(Dataset items)
◆ ◆ ◆ ◆ ◆ ◆ ◆
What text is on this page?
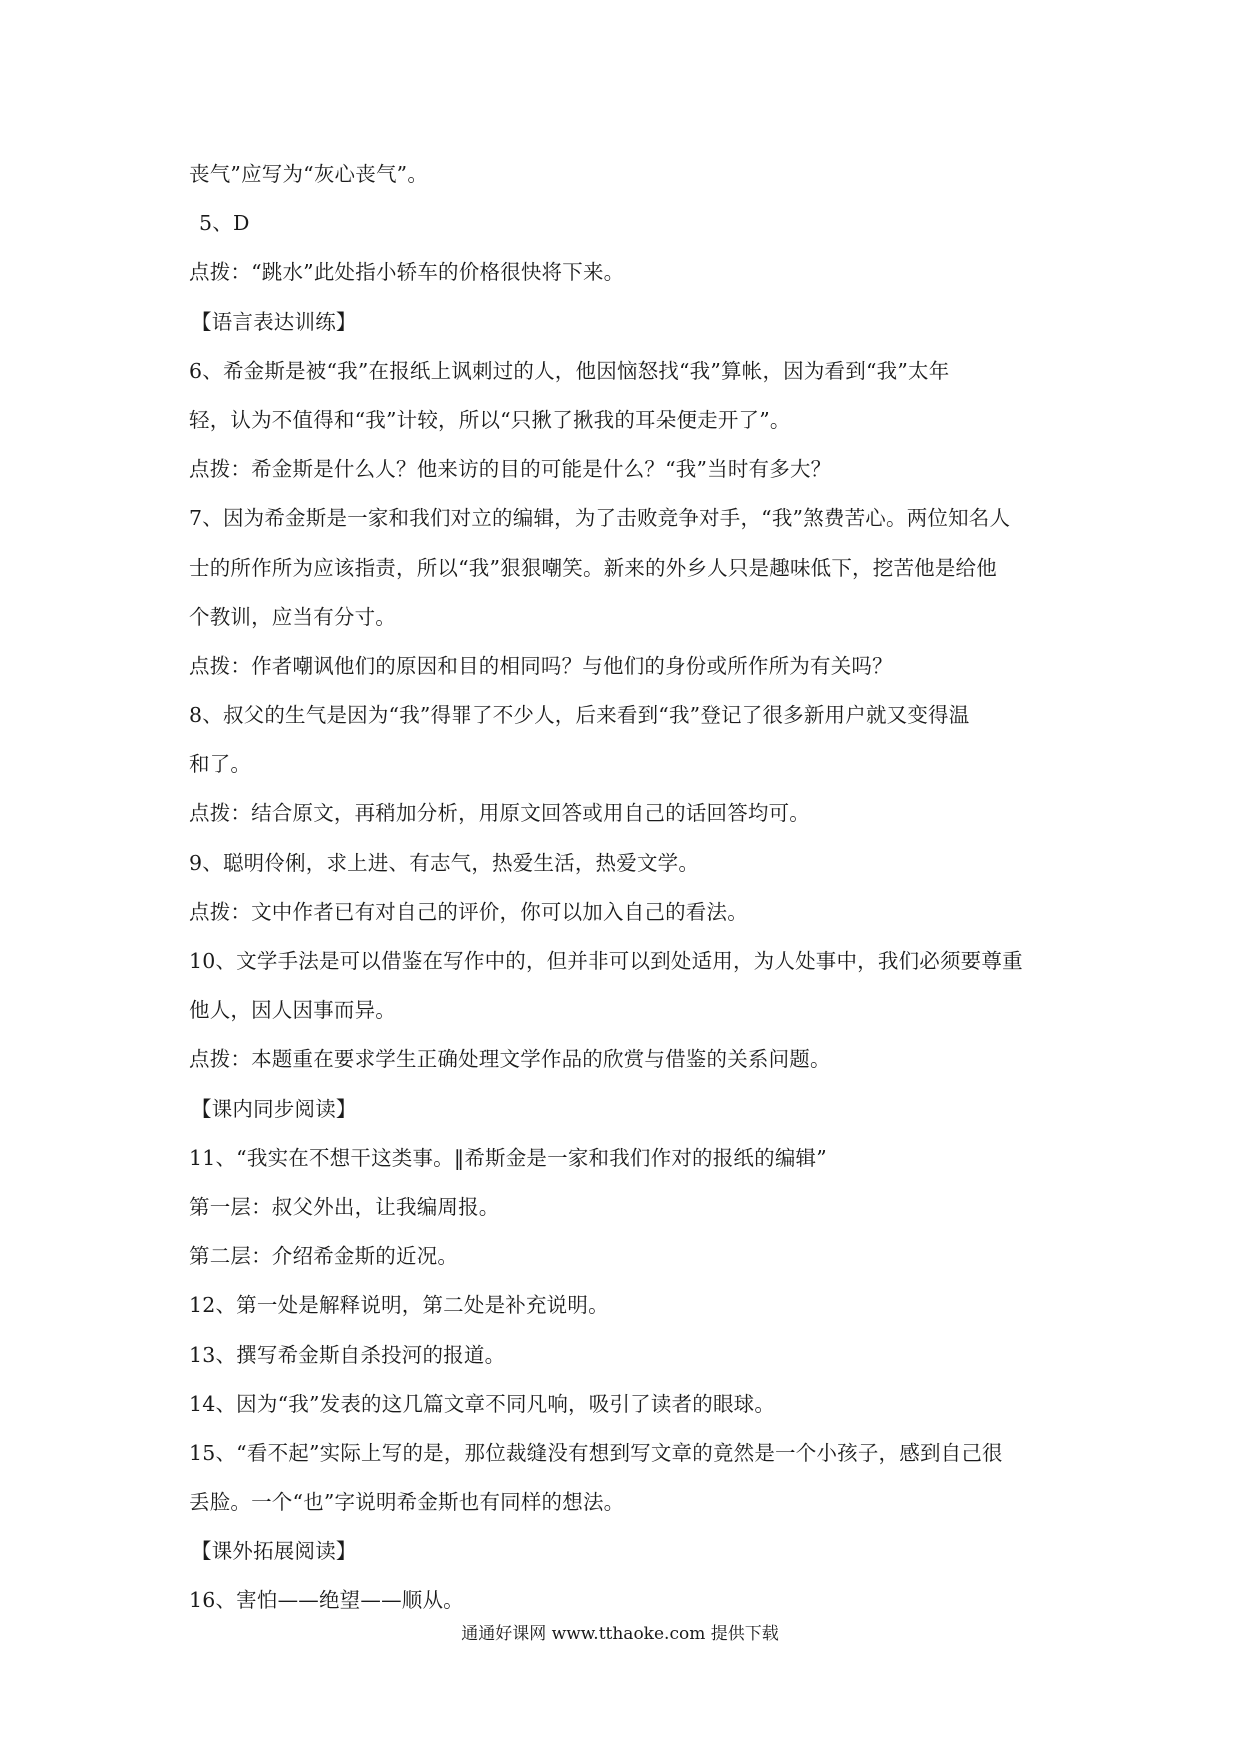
丧气”应写为“灰心丧气”。
5、D
点拨：“跳水”此处指小轿车的价格很快将下来。
【语言表达训练】
6、希金斯是被“我”在报纸上讽刺过的人，他因恼怒找“我”算帐，因为看到“我”太年
轻，认为不值得和“我”计较，所以“只揪了揪我的耳朵便走开了”。
点拨：希金斯是什么人？他来访的目的可能是什么？“我”当时有多大？
7、因为希金斯是一家和我们对立的编辑，为了击败竞争对手，“我”煞费苦心。两位知名人
士的所作所为应该指责，所以“我”狠狠嘲笑。新来的外乡人只是趣味低下，挖苦他是给他
个教训，应当有分寸。
点拨：作者嘲讽他们的原因和目的相同吗？与他们的身份或所作所为有关吗？
8、叔父的生气是因为“我”得罪了不少人，后来看到“我”登记了很多新用户就又变得温
和了。
点拨：结合原文，再稍加分析，用原文回答或用自己的话回答均可。
9、聪明伶俐，求上进、有志气，热爱生活，热爱文学。
点拨：文中作者已有对自己的评价，你可以加入自己的看法。
10、文学手法是可以借鉴在写作中的，但并非可以到处适用，为人处事中，我们必须要尊重
他人，因人因事而异。
点拨：本题重在要求学生正确处理文学作品的欣赏与借鉴的关系问题。
【课内同步阅读】
11、“我实在不想干这类事。‖希斯金是一家和我们作对的报纸的编辑”
第一层：叔父外出，让我编周报。
第二层：介绍希金斯的近况。
12、第一处是解释说明，第二处是补充说明。
13、撰写希金斯自杀投河的报道。
14、因为“我”发表的这几篇文章不同凡响，吸引了读者的眼球。
15、“看不起”实际上写的是，那位裁缝没有想到写文章的竟然是一个小孩子，感到自己很
丢脸。一个“也”字说明希金斯也有同样的想法。
【课外拓展阅读】
16、害怕——绝望——顺从。
通通好课网 www.tthaoke.com 提供下载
◆ ◆ ◆ ◆ ◆ ◆ ◆
Images do not belong in the copy; reproduce all other parts of the records above verbatim.

What text is on this page?
丧气”应写为“灰心丧气”。
5、D
点拨：“跳水”此处指小轿车的价格很快将下来。
【语言表达训练】
6、希金斯是被“我”在报纸上讽刺过的人，他因恼怒找“我”算帐，因为看到“我”太年
轻，认为不值得和“我”计较，所以“只揪了揪我的耳朵便走开了”。
点拨：希金斯是什么人？他来访的目的可能是什么？“我”当时有多大？
7、因为希金斯是一家和我们对立的编辑，为了击败竞争对手，“我”煞费苦心。两位知名人
士的所作所为应该指责，所以“我”狠狠嘲笑。新来的外乡人只是趣味低下，挖苦他是给他
个教训，应当有分寸。
点拨：作者嘲讽他们的原因和目的相同吗？与他们的身份或所作所为有关吗？
8、叔父的生气是因为“我”得罪了不少人，后来看到“我”登记了很多新用户就又变得温
和了。
点拨：结合原文，再稍加分析，用原文回答或用自己的话回答均可。
9、聪明伶俐，求上进、有志气，热爱生活，热爱文学。
点拨：文中作者已有对自己的评价，你可以加入自己的看法。
10、文学手法是可以借鉴在写作中的，但并非可以到处适用，为人处事中，我们必须要尊重
他人，因人因事而异。
点拨：本题重在要求学生正确处理文学作品的欣赏与借鉴的关系问题。
【课内同步阅读】
11、“我实在不想干这类事。‖希斯金是一家和我们作对的报纸的编辑”
第一层：叔父外出，让我编周报。
第二层：介绍希金斯的近况。
12、第一处是解释说明，第二处是补充说明。
13、撰写希金斯自杀投河的报道。
14、因为“我”发表的这几篇文章不同凡响，吸引了读者的眼球。
15、“看不起”实际上写的是，那位裁缝没有想到写文章的竟然是一个小孩子，感到自己很
丢脸。一个“也”字说明希金斯也有同样的想法。
【课外拓展阅读】
16、害怕——绝望——顺从。
通通好课网 www.tthaoke.com 提供下载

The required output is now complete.